• _Task input_:
****************

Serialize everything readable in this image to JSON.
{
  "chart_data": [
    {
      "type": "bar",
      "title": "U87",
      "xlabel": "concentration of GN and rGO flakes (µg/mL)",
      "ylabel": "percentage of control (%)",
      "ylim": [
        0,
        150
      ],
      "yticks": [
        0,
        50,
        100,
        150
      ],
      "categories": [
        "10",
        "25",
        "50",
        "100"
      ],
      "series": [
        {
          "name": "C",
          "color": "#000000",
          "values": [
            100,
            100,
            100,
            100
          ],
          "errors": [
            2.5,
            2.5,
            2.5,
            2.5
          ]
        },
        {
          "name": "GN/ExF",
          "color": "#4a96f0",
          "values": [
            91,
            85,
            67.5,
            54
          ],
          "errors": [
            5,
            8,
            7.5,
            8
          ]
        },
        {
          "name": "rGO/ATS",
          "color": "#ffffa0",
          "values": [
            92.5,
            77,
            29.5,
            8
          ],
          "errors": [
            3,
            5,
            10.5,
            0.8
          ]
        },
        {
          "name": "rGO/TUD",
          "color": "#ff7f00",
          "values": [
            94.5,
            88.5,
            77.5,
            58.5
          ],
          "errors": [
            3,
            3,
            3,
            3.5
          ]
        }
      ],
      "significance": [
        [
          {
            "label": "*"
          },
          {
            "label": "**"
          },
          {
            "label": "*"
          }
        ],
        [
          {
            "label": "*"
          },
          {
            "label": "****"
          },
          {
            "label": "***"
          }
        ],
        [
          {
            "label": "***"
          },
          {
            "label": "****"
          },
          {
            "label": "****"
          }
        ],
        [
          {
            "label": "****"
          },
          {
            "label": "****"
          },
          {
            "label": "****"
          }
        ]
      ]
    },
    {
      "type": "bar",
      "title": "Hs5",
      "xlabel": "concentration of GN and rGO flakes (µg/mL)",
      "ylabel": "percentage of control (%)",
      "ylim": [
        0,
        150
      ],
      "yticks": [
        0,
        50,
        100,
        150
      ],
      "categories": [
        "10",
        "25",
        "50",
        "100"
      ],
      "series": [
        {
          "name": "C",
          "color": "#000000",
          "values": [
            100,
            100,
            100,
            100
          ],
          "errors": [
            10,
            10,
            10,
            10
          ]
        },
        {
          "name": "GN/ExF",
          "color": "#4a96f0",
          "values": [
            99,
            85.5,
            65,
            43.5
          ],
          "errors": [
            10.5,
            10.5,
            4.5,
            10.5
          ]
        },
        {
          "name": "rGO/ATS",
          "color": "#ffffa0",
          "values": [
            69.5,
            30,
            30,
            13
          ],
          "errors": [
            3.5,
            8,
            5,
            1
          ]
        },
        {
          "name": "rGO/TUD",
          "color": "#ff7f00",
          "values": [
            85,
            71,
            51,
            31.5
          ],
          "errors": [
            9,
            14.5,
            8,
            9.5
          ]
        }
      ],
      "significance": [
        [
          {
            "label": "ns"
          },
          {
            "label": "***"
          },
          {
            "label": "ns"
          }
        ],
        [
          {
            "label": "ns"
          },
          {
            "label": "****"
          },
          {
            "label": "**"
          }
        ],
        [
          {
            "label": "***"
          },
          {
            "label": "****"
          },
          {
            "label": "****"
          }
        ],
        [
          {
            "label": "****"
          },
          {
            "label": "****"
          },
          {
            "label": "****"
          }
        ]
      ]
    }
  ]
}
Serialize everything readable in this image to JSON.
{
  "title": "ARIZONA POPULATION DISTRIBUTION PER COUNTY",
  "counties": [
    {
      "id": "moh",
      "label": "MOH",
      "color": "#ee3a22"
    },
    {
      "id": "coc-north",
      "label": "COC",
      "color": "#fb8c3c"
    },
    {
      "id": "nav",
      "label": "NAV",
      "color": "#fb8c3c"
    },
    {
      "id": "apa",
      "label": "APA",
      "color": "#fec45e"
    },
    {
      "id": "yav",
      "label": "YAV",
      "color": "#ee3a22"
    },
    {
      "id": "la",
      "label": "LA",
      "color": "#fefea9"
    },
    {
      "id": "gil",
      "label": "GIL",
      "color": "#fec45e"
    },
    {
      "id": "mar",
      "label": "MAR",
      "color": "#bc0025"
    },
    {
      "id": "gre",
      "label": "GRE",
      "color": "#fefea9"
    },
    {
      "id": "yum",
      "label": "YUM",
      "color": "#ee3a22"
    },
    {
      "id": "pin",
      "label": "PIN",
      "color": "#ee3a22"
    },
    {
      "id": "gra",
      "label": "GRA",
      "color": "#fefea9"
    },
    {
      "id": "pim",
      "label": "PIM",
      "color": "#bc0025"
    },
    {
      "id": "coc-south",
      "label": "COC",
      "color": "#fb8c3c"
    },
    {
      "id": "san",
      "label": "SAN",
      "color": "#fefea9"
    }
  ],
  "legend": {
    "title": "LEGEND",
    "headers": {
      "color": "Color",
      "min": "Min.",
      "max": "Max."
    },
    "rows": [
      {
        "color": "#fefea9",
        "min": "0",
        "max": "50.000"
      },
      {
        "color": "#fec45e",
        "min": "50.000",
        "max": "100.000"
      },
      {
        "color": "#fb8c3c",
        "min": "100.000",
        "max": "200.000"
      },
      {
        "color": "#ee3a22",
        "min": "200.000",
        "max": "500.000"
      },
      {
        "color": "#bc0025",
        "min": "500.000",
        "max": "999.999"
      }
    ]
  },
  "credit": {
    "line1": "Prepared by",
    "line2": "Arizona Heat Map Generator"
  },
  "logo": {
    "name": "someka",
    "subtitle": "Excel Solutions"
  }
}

****************

• _What needs to be done_:
Set down the listing above in full, please, exactly as it appears.

• _Output for this task_:
Serialize everything readable in this image to JSON.
{
  "chart_data": [
    {
      "type": "bar",
      "title": "U87",
      "xlabel": "concentration of GN and rGO flakes (µg/mL)",
      "ylabel": "percentage of control (%)",
      "ylim": [
        0,
        150
      ],
      "yticks": [
        0,
        50,
        100,
        150
      ],
      "categories": [
        "10",
        "25",
        "50",
        "100"
      ],
      "series": [
        {
          "name": "C",
          "color": "#000000",
          "values": [
            100,
            100,
            100,
            100
          ],
          "errors": [
            2.5,
            2.5,
            2.5,
            2.5
          ]
        },
        {
          "name": "GN/ExF",
          "color": "#4a96f0",
          "values": [
            91,
            85,
            67.5,
            54
          ],
          "errors": [
            5,
            8,
            7.5,
            8
          ]
        },
        {
          "name": "rGO/ATS",
          "color": "#ffffa0",
          "values": [
            92.5,
            77,
            29.5,
            8
          ],
          "errors": [
            3,
            5,
            10.5,
            0.8
          ]
        },
        {
          "name": "rGO/TUD",
          "color": "#ff7f00",
          "values": [
            94.5,
            88.5,
            77.5,
            58.5
          ],
          "errors": [
            3,
            3,
            3,
            3.5
          ]
        }
      ],
      "significance": [
        [
          {
            "label": "*"
          },
          {
            "label": "**"
          },
          {
            "label": "*"
          }
        ],
        [
          {
            "label": "*"
          },
          {
            "label": "****"
          },
          {
            "label": "***"
          }
        ],
        [
          {
            "label": "***"
          },
          {
            "label": "****"
          },
          {
            "label": "****"
          }
        ],
        [
          {
            "label": "****"
          },
          {
            "label": "****"
          },
          {
            "label": "****"
          }
        ]
      ]
    },
    {
      "type": "bar",
      "title": "Hs5",
      "xlabel": "concentration of GN and rGO flakes (µg/mL)",
      "ylabel": "percentage of control (%)",
      "ylim": [
        0,
        150
      ],
      "yticks": [
        0,
        50,
        100,
        150
      ],
      "categories": [
        "10",
        "25",
        "50",
        "100"
      ],
      "series": [
        {
          "name": "C",
          "color": "#000000",
          "values": [
            100,
            100,
            100,
            100
          ],
          "errors": [
            10,
            10,
            10,
            10
          ]
        },
        {
          "name": "GN/ExF",
          "color": "#4a96f0",
          "values": [
            99,
            85.5,
            65,
            43.5
          ],
          "errors": [
            10.5,
            10.5,
            4.5,
            10.5
          ]
        },
        {
          "name": "rGO/ATS",
          "color": "#ffffa0",
          "values": [
            69.5,
            30,
            30,
            13
          ],
          "errors": [
            3.5,
            8,
            5,
            1
          ]
        },
        {
          "name": "rGO/TUD",
          "color": "#ff7f00",
          "values": [
            85,
            71,
            51,
            31.5
          ],
          "errors": [
            9,
            14.5,
            8,
            9.5
          ]
        }
      ],
      "significance": [
        [
          {
            "label": "ns"
          },
          {
            "label": "***"
          },
          {
            "label": "ns"
          }
        ],
        [
          {
            "label": "ns"
          },
          {
            "label": "****"
          },
          {
            "label": "**"
          }
        ],
        [
          {
            "label": "***"
          },
          {
            "label": "****"
          },
          {
            "label": "****"
          }
        ],
        [
          {
            "label": "****"
          },
          {
            "label": "****"
          },
          {
            "label": "****"
          }
        ]
      ]
    }
  ]
}
Serialize everything readable in this image to JSON.
{
  "title": "ARIZONA POPULATION DISTRIBUTION PER COUNTY",
  "counties": [
    {
      "id": "moh",
      "label": "MOH",
      "color": "#ee3a22"
    },
    {
      "id": "coc-north",
      "label": "COC",
      "color": "#fb8c3c"
    },
    {
      "id": "nav",
      "label": "NAV",
      "color": "#fb8c3c"
    },
    {
      "id": "apa",
      "label": "APA",
      "color": "#fec45e"
    },
    {
      "id": "yav",
      "label": "YAV",
      "color": "#ee3a22"
    },
    {
      "id": "la",
      "label": "LA",
      "color": "#fefea9"
    },
    {
      "id": "gil",
      "label": "GIL",
      "color": "#fec45e"
    },
    {
      "id": "mar",
      "label": "MAR",
      "color": "#bc0025"
    },
    {
      "id": "gre",
      "label": "GRE",
      "color": "#fefea9"
    },
    {
      "id": "yum",
      "label": "YUM",
      "color": "#ee3a22"
    },
    {
      "id": "pin",
      "label": "PIN",
      "color": "#ee3a22"
    },
    {
      "id": "gra",
      "label": "GRA",
      "color": "#fefea9"
    },
    {
      "id": "pim",
      "label": "PIM",
      "color": "#bc0025"
    },
    {
      "id": "coc-south",
      "label": "COC",
      "color": "#fb8c3c"
    },
    {
      "id": "san",
      "label": "SAN",
      "color": "#fefea9"
    }
  ],
  "legend": {
    "title": "LEGEND",
    "headers": {
      "color": "Color",
      "min": "Min.",
      "max": "Max."
    },
    "rows": [
      {
        "color": "#fefea9",
        "min": "0",
        "max": "50.000"
      },
      {
        "color": "#fec45e",
        "min": "50.000",
        "max": "100.000"
      },
      {
        "color": "#fb8c3c",
        "min": "100.000",
        "max": "200.000"
      },
      {
        "color": "#ee3a22",
        "min": "200.000",
        "max": "500.000"
      },
      {
        "color": "#bc0025",
        "min": "500.000",
        "max": "999.999"
      }
    ]
  },
  "credit": {
    "line1": "Prepared by",
    "line2": "Arizona Heat Map Generator"
  },
  "logo": {
    "name": "someka",
    "subtitle": "Excel Solutions"
  }
}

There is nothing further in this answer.